Scan the following material for the string "обеспечить" and copy each line in which it appears.

====

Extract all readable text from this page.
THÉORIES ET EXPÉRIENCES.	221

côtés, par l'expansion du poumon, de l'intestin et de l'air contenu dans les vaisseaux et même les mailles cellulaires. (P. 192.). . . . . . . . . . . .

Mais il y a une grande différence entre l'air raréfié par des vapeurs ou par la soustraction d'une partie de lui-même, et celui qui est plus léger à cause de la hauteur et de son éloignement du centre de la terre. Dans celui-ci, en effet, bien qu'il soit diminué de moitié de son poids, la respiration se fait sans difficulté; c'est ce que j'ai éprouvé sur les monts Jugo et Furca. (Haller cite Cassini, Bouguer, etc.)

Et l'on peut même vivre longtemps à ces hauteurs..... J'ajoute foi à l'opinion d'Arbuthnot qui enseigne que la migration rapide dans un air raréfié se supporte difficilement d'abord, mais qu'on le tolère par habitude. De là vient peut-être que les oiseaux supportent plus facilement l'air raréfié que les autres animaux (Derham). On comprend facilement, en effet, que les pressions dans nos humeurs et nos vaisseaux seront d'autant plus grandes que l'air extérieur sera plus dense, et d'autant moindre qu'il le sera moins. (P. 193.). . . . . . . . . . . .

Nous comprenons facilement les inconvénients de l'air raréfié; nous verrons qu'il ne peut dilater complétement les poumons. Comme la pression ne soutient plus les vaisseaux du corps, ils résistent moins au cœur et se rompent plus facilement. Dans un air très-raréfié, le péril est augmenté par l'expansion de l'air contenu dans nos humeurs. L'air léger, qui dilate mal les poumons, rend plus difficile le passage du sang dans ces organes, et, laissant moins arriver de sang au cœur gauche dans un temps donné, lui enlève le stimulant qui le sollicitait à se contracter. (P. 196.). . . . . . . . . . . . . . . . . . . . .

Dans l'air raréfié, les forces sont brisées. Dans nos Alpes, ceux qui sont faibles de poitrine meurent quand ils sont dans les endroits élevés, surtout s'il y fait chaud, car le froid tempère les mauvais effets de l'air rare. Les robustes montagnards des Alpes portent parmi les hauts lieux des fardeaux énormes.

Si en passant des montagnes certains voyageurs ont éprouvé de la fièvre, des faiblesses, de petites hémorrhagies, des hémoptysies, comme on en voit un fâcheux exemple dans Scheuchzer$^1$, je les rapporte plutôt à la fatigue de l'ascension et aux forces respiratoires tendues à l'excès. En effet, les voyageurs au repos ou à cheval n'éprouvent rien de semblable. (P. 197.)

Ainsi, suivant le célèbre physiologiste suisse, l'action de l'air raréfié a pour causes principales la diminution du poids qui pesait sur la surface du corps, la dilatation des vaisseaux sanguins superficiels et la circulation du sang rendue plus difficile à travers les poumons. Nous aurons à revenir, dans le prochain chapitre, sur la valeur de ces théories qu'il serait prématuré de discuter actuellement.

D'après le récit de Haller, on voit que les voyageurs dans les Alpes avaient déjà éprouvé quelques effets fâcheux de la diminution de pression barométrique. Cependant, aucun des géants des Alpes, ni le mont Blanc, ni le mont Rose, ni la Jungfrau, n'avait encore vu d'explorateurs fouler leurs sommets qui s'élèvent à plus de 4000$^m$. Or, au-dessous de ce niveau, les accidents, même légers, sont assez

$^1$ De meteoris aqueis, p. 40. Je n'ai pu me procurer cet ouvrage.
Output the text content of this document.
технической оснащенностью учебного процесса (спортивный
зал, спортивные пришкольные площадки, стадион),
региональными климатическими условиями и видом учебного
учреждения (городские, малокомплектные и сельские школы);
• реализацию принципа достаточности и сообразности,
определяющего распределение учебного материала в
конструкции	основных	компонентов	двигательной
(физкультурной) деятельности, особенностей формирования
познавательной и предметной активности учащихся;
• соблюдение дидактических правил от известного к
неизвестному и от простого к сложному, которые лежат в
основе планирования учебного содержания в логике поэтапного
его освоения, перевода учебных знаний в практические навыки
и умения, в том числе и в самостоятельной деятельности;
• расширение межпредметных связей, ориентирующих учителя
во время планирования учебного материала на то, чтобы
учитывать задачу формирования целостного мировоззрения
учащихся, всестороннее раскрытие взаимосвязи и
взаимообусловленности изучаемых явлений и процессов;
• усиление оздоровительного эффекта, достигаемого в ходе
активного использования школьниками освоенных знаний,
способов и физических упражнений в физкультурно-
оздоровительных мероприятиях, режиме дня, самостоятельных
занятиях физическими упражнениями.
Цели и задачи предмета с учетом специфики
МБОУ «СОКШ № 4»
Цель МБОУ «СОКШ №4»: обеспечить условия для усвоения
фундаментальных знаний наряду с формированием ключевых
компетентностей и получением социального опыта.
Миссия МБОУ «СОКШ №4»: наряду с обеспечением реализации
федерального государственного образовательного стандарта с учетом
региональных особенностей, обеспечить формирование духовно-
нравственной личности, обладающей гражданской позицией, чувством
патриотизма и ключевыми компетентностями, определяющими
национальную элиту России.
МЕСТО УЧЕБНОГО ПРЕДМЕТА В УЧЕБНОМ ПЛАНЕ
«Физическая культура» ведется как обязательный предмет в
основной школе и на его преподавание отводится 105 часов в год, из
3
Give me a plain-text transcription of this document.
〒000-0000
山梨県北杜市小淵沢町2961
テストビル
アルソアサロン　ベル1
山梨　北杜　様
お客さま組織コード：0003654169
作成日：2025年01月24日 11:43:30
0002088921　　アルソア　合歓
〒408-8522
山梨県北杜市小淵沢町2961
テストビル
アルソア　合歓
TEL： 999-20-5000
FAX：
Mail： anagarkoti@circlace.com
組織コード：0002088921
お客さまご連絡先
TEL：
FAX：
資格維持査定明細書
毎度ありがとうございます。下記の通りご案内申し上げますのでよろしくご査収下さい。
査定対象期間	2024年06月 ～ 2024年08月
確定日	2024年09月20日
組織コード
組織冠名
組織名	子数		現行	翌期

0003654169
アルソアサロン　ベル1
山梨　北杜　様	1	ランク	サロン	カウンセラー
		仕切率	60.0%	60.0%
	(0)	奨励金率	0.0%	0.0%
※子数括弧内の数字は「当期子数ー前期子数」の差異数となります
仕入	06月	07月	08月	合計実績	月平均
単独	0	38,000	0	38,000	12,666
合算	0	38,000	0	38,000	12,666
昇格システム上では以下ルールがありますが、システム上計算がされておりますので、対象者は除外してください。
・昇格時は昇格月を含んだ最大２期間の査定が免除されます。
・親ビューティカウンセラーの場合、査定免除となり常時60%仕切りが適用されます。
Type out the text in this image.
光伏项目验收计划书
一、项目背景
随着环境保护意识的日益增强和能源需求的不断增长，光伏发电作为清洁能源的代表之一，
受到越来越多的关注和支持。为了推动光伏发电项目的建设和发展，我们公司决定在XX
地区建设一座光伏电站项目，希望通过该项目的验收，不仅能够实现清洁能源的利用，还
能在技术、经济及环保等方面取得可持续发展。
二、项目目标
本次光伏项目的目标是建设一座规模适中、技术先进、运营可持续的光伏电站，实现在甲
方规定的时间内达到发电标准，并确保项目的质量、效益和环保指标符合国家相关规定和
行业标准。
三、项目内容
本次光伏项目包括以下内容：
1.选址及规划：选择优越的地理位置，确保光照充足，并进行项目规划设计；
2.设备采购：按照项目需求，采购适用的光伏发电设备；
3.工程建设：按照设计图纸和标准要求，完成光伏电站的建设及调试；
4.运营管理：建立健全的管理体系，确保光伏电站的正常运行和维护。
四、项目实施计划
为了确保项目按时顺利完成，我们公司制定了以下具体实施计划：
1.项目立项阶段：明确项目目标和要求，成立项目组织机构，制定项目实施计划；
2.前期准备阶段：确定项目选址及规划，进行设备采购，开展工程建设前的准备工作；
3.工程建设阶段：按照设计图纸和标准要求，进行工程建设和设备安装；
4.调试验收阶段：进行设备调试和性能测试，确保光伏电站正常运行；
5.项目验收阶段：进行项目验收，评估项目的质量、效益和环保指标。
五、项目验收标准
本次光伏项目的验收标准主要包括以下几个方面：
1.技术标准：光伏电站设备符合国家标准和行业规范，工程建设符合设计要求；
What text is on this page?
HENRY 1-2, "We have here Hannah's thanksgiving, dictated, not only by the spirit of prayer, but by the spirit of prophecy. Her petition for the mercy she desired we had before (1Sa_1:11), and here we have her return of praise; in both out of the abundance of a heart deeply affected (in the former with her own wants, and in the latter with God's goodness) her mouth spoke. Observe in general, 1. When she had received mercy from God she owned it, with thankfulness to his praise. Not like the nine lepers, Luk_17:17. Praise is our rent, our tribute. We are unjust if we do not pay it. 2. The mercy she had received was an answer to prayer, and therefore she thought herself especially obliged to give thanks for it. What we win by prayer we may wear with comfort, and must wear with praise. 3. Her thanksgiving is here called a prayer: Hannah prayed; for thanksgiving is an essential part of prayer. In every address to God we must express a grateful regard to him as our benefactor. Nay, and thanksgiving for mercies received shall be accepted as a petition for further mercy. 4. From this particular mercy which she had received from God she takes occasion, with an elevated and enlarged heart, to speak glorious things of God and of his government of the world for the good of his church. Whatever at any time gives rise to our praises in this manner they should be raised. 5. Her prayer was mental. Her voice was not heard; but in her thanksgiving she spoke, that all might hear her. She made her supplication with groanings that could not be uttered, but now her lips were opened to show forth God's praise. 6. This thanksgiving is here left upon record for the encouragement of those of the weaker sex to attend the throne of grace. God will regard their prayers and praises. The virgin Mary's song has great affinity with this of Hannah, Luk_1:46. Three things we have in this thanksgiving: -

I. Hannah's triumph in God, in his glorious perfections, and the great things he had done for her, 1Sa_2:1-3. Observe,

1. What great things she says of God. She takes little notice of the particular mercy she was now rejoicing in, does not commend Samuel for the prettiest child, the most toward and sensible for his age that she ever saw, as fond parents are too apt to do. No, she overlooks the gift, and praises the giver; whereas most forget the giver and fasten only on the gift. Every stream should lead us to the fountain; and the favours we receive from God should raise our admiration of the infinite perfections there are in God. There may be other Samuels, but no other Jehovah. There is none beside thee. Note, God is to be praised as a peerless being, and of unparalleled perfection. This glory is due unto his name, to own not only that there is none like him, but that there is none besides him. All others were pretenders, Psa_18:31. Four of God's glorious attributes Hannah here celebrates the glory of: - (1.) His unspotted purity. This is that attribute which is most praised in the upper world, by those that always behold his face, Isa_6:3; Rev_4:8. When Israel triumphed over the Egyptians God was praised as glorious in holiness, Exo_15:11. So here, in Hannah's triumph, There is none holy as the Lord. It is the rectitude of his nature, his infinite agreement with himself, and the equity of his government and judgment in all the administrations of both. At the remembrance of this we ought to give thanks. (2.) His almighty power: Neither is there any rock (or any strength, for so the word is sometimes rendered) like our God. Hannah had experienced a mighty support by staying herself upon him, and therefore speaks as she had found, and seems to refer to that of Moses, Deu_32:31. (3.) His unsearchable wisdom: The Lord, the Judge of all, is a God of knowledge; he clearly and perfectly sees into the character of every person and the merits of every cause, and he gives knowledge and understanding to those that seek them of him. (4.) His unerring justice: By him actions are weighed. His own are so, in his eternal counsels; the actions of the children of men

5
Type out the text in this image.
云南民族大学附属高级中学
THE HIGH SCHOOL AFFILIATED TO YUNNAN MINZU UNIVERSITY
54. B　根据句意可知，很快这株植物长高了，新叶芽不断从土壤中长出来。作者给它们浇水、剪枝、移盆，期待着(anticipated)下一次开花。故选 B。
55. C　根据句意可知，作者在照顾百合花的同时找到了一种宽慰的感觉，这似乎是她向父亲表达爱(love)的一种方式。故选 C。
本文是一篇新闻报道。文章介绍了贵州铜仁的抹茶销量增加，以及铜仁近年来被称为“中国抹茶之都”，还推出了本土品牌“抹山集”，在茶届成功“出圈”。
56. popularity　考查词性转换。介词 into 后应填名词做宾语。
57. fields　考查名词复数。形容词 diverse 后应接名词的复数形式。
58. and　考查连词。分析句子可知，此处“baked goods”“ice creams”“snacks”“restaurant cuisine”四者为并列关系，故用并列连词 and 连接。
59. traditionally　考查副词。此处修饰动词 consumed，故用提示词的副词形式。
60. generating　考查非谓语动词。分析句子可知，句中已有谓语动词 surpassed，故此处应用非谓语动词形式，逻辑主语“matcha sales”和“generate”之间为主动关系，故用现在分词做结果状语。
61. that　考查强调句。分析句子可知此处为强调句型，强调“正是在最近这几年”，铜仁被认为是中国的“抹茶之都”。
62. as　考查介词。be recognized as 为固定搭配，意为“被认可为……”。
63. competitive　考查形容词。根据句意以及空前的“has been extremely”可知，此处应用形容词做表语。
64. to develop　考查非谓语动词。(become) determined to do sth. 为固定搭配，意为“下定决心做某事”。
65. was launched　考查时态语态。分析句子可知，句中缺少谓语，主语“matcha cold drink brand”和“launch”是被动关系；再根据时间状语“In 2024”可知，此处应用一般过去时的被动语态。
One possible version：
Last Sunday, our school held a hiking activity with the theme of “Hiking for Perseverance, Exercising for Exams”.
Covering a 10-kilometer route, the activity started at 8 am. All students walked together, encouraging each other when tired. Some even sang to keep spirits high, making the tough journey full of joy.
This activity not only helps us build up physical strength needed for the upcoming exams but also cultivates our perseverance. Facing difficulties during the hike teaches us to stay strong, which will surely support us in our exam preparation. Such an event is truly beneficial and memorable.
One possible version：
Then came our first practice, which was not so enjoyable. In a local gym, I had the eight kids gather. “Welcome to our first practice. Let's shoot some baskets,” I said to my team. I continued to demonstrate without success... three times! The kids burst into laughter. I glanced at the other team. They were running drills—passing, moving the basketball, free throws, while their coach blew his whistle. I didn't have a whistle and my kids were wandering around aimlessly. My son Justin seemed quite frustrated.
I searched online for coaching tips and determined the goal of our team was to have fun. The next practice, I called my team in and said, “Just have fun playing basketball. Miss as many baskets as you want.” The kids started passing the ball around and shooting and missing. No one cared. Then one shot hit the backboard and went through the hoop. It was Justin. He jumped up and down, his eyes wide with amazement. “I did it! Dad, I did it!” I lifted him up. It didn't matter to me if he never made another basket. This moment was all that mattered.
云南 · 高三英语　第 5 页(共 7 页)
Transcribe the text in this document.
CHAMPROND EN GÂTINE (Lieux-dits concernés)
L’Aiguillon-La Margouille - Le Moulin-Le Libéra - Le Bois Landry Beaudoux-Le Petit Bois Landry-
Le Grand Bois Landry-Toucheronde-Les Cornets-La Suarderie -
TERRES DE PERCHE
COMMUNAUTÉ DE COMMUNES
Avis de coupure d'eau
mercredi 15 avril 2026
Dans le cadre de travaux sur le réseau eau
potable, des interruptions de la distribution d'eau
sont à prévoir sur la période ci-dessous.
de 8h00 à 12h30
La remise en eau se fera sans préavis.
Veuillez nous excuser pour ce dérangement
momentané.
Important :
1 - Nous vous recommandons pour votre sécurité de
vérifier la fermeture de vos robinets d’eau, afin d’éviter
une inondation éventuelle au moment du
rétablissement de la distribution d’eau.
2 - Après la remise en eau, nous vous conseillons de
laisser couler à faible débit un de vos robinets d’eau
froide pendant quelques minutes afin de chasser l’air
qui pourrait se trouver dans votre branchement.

====

Exercise output:
Цель МБОУ «СОКШ №4»: обеспечить условия для усвоения
региональных особенностей, обеспечить формирование духовно-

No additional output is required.